--- START Record excerpts ---

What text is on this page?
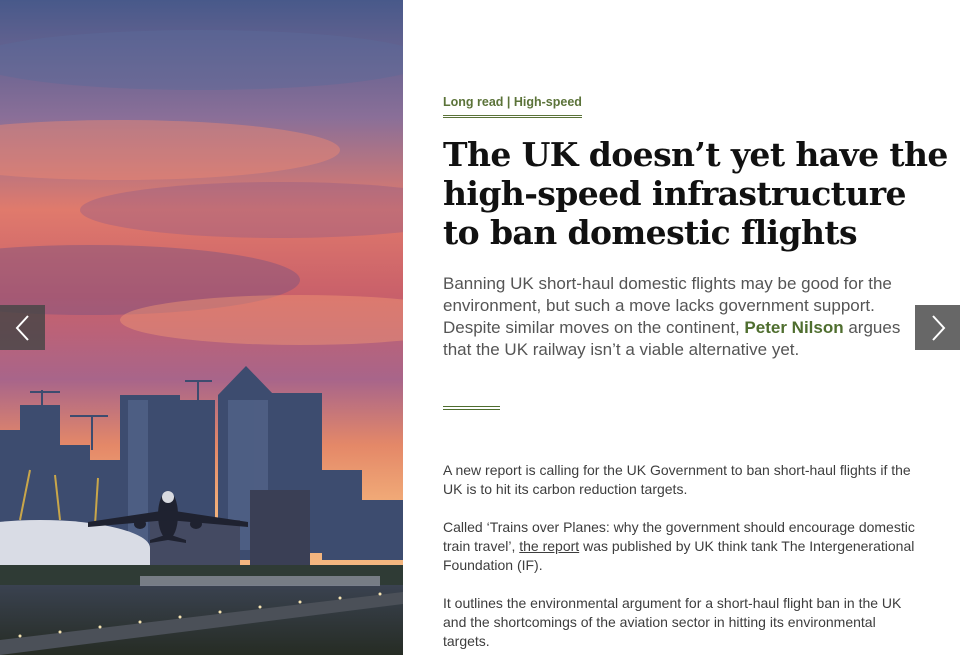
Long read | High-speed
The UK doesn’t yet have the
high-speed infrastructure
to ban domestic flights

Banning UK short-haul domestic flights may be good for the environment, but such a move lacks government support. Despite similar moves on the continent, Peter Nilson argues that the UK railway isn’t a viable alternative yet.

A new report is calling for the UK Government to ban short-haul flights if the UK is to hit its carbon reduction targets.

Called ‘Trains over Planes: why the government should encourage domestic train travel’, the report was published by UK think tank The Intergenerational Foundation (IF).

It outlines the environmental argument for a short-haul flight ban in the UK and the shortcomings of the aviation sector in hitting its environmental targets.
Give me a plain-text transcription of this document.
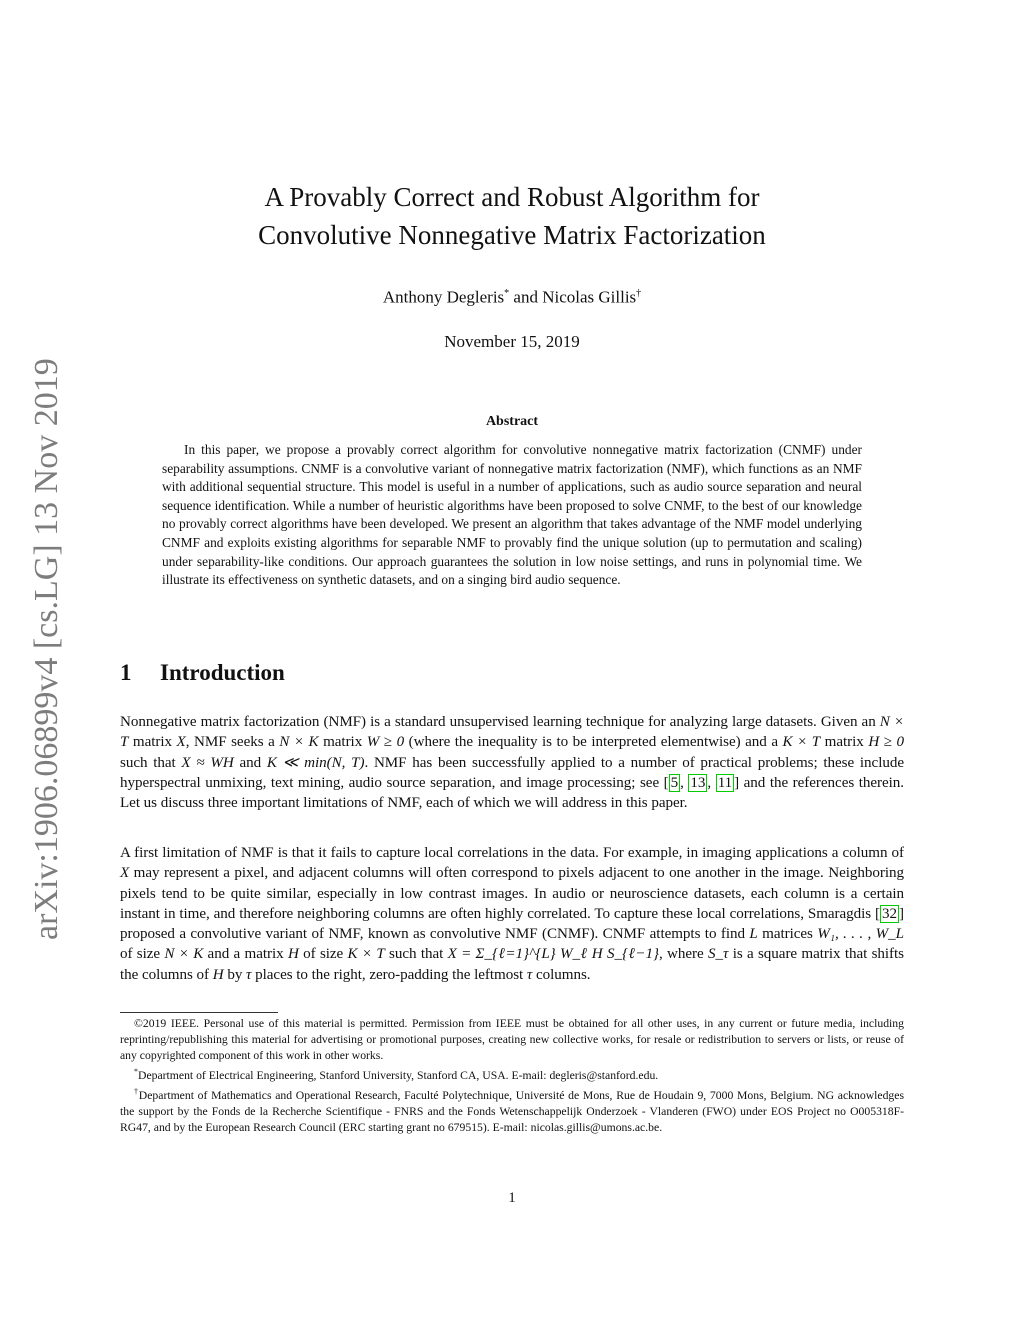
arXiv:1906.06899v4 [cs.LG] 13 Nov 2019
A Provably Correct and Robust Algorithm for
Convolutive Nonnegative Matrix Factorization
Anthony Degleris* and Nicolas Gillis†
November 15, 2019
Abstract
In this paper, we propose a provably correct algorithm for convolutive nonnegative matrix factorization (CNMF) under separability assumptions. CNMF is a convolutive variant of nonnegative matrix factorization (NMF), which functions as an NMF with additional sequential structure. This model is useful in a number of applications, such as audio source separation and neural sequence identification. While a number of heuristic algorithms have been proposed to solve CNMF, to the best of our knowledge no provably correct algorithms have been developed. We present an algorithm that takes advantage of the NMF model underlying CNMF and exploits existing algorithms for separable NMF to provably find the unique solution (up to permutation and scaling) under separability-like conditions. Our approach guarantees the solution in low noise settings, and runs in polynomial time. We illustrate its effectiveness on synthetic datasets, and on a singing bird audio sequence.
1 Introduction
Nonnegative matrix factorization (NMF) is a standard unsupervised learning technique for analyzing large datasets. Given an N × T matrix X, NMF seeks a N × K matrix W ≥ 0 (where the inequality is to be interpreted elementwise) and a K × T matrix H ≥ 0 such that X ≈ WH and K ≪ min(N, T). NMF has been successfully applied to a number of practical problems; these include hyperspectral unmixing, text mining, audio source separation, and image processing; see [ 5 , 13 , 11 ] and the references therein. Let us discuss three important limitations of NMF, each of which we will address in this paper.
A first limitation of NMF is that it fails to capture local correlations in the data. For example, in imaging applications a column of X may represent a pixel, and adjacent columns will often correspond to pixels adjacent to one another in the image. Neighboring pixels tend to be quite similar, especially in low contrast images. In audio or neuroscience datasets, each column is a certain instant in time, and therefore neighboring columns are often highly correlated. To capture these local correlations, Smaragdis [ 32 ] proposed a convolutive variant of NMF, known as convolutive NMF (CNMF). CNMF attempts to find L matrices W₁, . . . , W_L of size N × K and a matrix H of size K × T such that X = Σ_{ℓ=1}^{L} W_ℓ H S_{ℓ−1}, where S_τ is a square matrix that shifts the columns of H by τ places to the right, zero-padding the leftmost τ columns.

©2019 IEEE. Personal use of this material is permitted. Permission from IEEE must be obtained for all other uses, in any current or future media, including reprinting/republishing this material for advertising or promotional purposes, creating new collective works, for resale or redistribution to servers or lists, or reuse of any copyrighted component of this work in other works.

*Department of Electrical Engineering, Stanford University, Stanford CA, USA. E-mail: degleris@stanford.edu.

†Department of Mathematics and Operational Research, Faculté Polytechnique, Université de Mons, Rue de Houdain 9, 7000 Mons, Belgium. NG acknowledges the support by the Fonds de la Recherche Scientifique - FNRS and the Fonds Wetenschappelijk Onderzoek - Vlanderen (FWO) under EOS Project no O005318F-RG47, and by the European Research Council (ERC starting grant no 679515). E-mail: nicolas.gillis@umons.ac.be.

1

--- END Record excerpts ---

Transcribe every record above exactly as written, leaving out any pictures.

## Output for this exercise:
What text is on this page?
Long read | High-speed
The UK doesn’t yet have the
high-speed infrastructure
to ban domestic flights

Banning UK short-haul domestic flights may be good for the environment, but such a move lacks government support. Despite similar moves on the continent, Peter Nilson argues that the UK railway isn’t a viable alternative yet.

A new report is calling for the UK Government to ban short-haul flights if the UK is to hit its carbon reduction targets.

Called ‘Trains over Planes: why the government should encourage domestic train travel’, the report was published by UK think tank The Intergenerational Foundation (IF).

It outlines the environmental argument for a short-haul flight ban in the UK and the shortcomings of the aviation sector in hitting its environmental targets.
Give me a plain-text transcription of this document.
arXiv:1906.06899v4 [cs.LG] 13 Nov 2019
A Provably Correct and Robust Algorithm for
Convolutive Nonnegative Matrix Factorization
Anthony Degleris* and Nicolas Gillis†
November 15, 2019
Abstract
In this paper, we propose a provably correct algorithm for convolutive nonnegative matrix factorization (CNMF) under separability assumptions. CNMF is a convolutive variant of nonnegative matrix factorization (NMF), which functions as an NMF with additional sequential structure. This model is useful in a number of applications, such as audio source separation and neural sequence identification. While a number of heuristic algorithms have been proposed to solve CNMF, to the best of our knowledge no provably correct algorithms have been developed. We present an algorithm that takes advantage of the NMF model underlying CNMF and exploits existing algorithms for separable NMF to provably find the unique solution (up to permutation and scaling) under separability-like conditions. Our approach guarantees the solution in low noise settings, and runs in polynomial time. We illustrate its effectiveness on synthetic datasets, and on a singing bird audio sequence.
1 Introduction
Nonnegative matrix factorization (NMF) is a standard unsupervised learning technique for analyzing large datasets. Given an N × T matrix X, NMF seeks a N × K matrix W ≥ 0 (where the inequality is to be interpreted elementwise) and a K × T matrix H ≥ 0 such that X ≈ WH and K ≪ min(N, T). NMF has been successfully applied to a number of practical problems; these include hyperspectral unmixing, text mining, audio source separation, and image processing; see [ 5 , 13 , 11 ] and the references therein. Let us discuss three important limitations of NMF, each of which we will address in this paper.
A first limitation of NMF is that it fails to capture local correlations in the data. For example, in imaging applications a column of X may represent a pixel, and adjacent columns will often correspond to pixels adjacent to one another in the image. Neighboring pixels tend to be quite similar, especially in low contrast images. In audio or neuroscience datasets, each column is a certain instant in time, and therefore neighboring columns are often highly correlated. To capture these local correlations, Smaragdis [ 32 ] proposed a convolutive variant of NMF, known as convolutive NMF (CNMF). CNMF attempts to find L matrices W₁, . . . , W_L of size N × K and a matrix H of size K × T such that X = Σ_{ℓ=1}^{L} W_ℓ H S_{ℓ−1}, where S_τ is a square matrix that shifts the columns of H by τ places to the right, zero-padding the leftmost τ columns.

©2019 IEEE. Personal use of this material is permitted. Permission from IEEE must be obtained for all other uses, in any current or future media, including reprinting/republishing this material for advertising or promotional purposes, creating new collective works, for resale or redistribution to servers or lists, or reuse of any copyrighted component of this work in other works.

*Department of Electrical Engineering, Stanford University, Stanford CA, USA. E-mail: degleris@stanford.edu.

†Department of Mathematics and Operational Research, Faculté Polytechnique, Université de Mons, Rue de Houdain 9, 7000 Mons, Belgium. NG acknowledges the support by the Fonds de la Recherche Scientifique - FNRS and the Fonds Wetenschappelijk Onderzoek - Vlanderen (FWO) under EOS Project no O005318F-RG47, and by the European Research Council (ERC starting grant no 679515). E-mail: nicolas.gillis@umons.ac.be.

1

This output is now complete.